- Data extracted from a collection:

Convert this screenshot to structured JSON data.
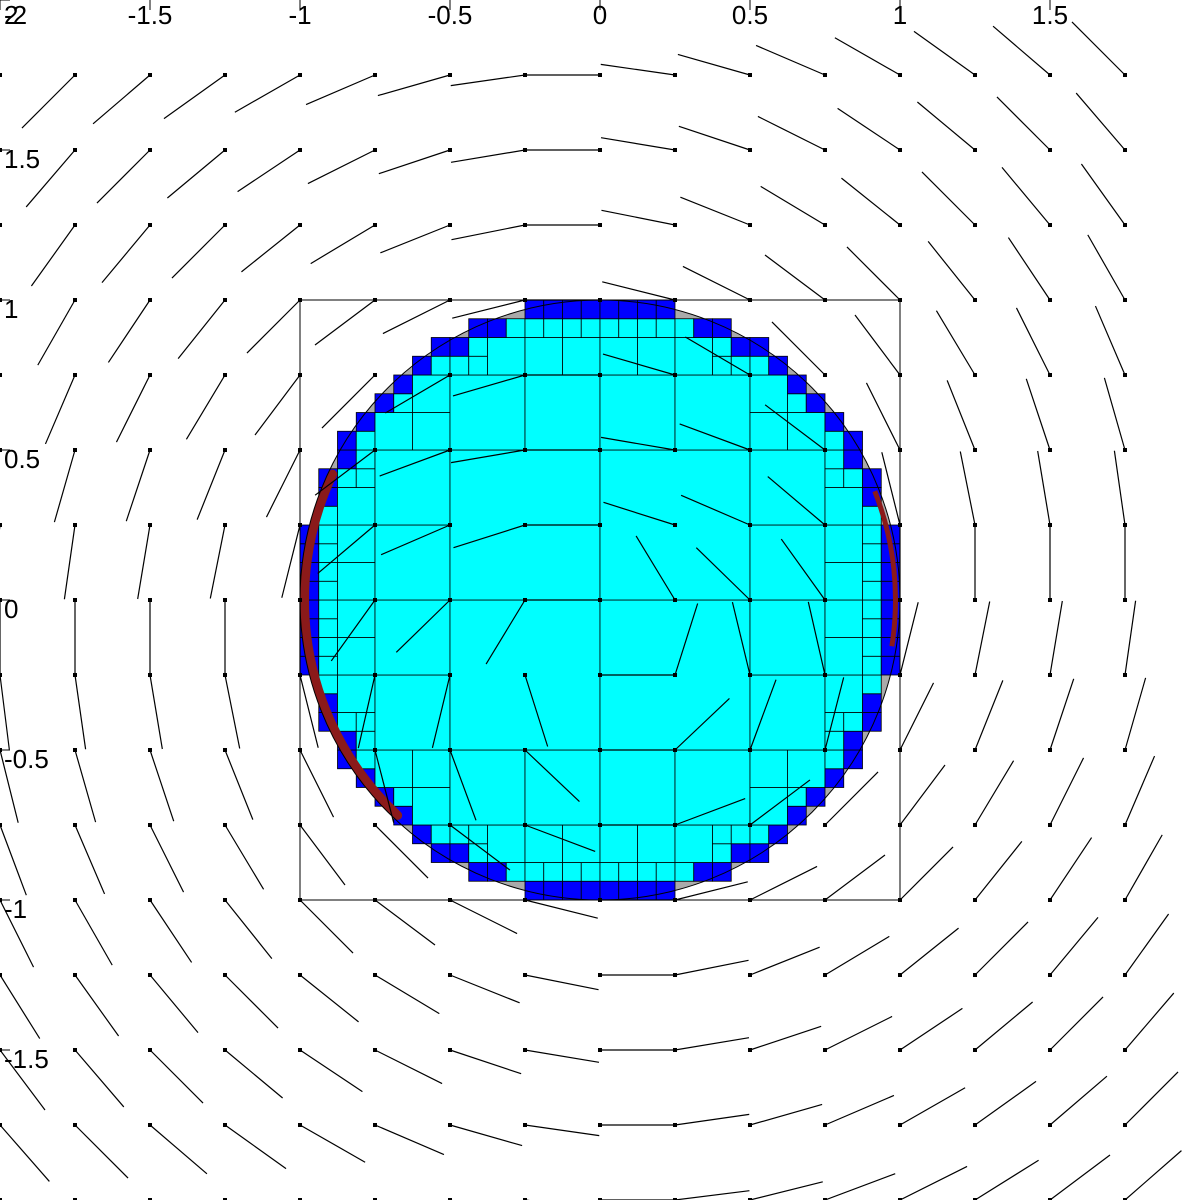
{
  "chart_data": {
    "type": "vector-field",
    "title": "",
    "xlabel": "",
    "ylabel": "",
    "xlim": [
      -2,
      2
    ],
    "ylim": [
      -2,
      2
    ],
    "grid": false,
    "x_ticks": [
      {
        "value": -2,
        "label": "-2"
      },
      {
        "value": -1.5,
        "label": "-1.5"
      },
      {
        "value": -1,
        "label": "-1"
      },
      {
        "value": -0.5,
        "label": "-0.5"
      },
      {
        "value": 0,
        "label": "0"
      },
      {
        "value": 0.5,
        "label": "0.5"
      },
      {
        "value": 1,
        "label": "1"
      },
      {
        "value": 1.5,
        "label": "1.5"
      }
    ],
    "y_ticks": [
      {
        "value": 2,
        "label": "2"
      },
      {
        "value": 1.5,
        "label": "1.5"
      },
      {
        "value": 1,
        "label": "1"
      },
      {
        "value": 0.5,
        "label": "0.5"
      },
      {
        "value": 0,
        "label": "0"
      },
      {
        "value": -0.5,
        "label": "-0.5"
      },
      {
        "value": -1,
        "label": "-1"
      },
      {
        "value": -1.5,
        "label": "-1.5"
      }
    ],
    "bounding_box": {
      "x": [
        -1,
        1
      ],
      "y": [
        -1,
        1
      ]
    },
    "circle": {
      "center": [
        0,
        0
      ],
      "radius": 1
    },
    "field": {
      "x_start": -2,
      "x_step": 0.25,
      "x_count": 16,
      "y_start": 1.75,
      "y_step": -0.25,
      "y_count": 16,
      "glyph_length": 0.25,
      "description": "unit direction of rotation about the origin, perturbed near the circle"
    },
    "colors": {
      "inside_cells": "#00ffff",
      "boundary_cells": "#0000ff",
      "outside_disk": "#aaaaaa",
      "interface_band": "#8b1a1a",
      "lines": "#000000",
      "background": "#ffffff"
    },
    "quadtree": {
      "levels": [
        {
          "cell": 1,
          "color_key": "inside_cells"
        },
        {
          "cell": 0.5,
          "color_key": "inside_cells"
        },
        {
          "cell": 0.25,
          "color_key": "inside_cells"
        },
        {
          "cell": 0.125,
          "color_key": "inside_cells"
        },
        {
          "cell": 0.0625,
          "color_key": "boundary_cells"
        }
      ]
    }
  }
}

--

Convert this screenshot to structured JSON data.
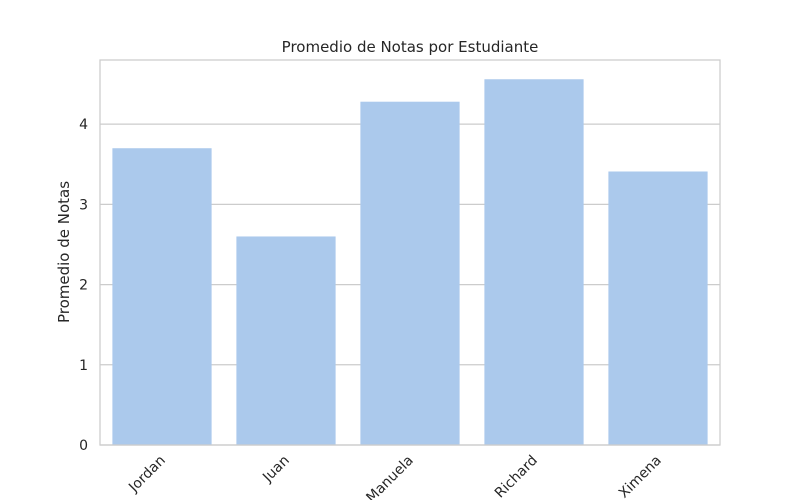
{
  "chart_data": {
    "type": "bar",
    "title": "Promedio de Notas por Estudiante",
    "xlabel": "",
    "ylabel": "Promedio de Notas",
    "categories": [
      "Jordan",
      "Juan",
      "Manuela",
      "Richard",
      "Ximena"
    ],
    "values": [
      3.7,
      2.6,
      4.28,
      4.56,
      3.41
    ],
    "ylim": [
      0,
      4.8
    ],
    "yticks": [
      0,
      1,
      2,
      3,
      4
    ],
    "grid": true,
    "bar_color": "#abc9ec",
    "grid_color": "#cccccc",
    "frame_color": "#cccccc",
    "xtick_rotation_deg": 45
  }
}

---

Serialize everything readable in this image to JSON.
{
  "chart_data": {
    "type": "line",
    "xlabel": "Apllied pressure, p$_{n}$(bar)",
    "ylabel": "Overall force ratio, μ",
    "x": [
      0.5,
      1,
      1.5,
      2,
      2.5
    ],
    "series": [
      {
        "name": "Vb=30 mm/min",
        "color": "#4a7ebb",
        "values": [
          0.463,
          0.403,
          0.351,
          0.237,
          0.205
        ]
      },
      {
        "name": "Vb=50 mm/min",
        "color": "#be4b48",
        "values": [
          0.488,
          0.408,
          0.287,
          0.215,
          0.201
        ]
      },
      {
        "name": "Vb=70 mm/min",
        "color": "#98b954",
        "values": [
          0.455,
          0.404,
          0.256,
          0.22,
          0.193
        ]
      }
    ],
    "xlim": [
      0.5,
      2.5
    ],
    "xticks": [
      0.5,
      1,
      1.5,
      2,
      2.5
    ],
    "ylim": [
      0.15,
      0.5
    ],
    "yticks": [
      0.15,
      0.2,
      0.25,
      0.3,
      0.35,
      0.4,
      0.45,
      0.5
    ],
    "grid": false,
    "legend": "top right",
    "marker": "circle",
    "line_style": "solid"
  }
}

- GOAL: Report how many lines of the data hold the string "Promedio"; give only the number.

- ANSWER IN FULL: 2